■ **Your goal**: Output every record below exactly as it appears.

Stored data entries
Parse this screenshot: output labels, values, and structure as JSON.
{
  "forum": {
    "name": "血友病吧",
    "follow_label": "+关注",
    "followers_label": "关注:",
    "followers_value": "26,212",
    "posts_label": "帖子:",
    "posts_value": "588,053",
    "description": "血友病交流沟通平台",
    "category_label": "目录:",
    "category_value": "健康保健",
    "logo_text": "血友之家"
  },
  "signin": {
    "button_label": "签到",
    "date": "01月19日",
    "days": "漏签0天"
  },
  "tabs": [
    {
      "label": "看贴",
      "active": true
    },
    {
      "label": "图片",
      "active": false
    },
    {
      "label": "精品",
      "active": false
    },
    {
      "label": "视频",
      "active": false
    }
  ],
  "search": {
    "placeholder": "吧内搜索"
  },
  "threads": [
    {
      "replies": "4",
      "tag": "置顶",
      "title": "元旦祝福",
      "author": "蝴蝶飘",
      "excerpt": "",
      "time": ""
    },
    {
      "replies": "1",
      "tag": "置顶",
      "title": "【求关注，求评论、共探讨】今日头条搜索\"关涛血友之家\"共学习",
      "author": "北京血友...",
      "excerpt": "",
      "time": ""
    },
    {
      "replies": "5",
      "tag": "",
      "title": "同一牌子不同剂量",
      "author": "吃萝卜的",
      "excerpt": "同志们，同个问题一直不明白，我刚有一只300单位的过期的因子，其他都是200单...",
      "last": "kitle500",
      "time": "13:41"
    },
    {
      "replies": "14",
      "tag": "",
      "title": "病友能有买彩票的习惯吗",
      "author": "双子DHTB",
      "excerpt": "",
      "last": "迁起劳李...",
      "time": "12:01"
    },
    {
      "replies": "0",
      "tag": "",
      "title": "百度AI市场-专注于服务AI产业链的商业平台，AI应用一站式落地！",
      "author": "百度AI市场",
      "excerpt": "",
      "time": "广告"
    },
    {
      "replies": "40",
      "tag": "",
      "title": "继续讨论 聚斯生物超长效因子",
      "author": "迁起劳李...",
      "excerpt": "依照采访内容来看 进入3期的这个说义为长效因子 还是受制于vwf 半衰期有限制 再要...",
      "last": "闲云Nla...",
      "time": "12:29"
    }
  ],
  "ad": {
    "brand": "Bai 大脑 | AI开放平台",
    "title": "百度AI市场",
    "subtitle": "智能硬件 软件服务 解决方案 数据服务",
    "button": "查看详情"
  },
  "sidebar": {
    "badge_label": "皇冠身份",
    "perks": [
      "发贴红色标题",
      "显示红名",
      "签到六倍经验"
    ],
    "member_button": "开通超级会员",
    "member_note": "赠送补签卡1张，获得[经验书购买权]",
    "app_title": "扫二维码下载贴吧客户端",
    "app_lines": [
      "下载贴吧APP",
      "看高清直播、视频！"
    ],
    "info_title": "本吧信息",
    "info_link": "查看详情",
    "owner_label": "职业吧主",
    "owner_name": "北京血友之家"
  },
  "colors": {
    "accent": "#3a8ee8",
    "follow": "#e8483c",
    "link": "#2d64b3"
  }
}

■ **Expected answer**:
Parse this screenshot: output labels, values, and structure as JSON.
{
  "forum": {
    "name": "血友病吧",
    "follow_label": "+关注",
    "followers_label": "关注:",
    "followers_value": "26,212",
    "posts_label": "帖子:",
    "posts_value": "588,053",
    "description": "血友病交流沟通平台",
    "category_label": "目录:",
    "category_value": "健康保健",
    "logo_text": "血友之家"
  },
  "signin": {
    "button_label": "签到",
    "date": "01月19日",
    "days": "漏签0天"
  },
  "tabs": [
    {
      "label": "看贴",
      "active": true
    },
    {
      "label": "图片",
      "active": false
    },
    {
      "label": "精品",
      "active": false
    },
    {
      "label": "视频",
      "active": false
    }
  ],
  "search": {
    "placeholder": "吧内搜索"
  },
  "threads": [
    {
      "replies": "4",
      "tag": "置顶",
      "title": "元旦祝福",
      "author": "蝴蝶飘",
      "excerpt": "",
      "time": ""
    },
    {
      "replies": "1",
      "tag": "置顶",
      "title": "【求关注，求评论、共探讨】今日头条搜索\"关涛血友之家\"共学习",
      "author": "北京血友...",
      "excerpt": "",
      "time": ""
    },
    {
      "replies": "5",
      "tag": "",
      "title": "同一牌子不同剂量",
      "author": "吃萝卜的",
      "excerpt": "同志们，同个问题一直不明白，我刚有一只300单位的过期的因子，其他都是200单...",
      "last": "kitle500",
      "time": "13:41"
    },
    {
      "replies": "14",
      "tag": "",
      "title": "病友能有买彩票的习惯吗",
      "author": "双子DHTB",
      "excerpt": "",
      "last": "迁起劳李...",
      "time": "12:01"
    },
    {
      "replies": "0",
      "tag": "",
      "title": "百度AI市场-专注于服务AI产业链的商业平台，AI应用一站式落地！",
      "author": "百度AI市场",
      "excerpt": "",
      "time": "广告"
    },
    {
      "replies": "40",
      "tag": "",
      "title": "继续讨论 聚斯生物超长效因子",
      "author": "迁起劳李...",
      "excerpt": "依照采访内容来看 进入3期的这个说义为长效因子 还是受制于vwf 半衰期有限制 再要...",
      "last": "闲云Nla...",
      "time": "12:29"
    }
  ],
  "ad": {
    "brand": "Bai 大脑 | AI开放平台",
    "title": "百度AI市场",
    "subtitle": "智能硬件 软件服务 解决方案 数据服务",
    "button": "查看详情"
  },
  "sidebar": {
    "badge_label": "皇冠身份",
    "perks": [
      "发贴红色标题",
      "显示红名",
      "签到六倍经验"
    ],
    "member_button": "开通超级会员",
    "member_note": "赠送补签卡1张，获得[经验书购买权]",
    "app_title": "扫二维码下载贴吧客户端",
    "app_lines": [
      "下载贴吧APP",
      "看高清直播、视频！"
    ],
    "info_title": "本吧信息",
    "info_link": "查看详情",
    "owner_label": "职业吧主",
    "owner_name": "北京血友之家"
  },
  "colors": {
    "accent": "#3a8ee8",
    "follow": "#e8483c",
    "link": "#2d64b3"
  }
}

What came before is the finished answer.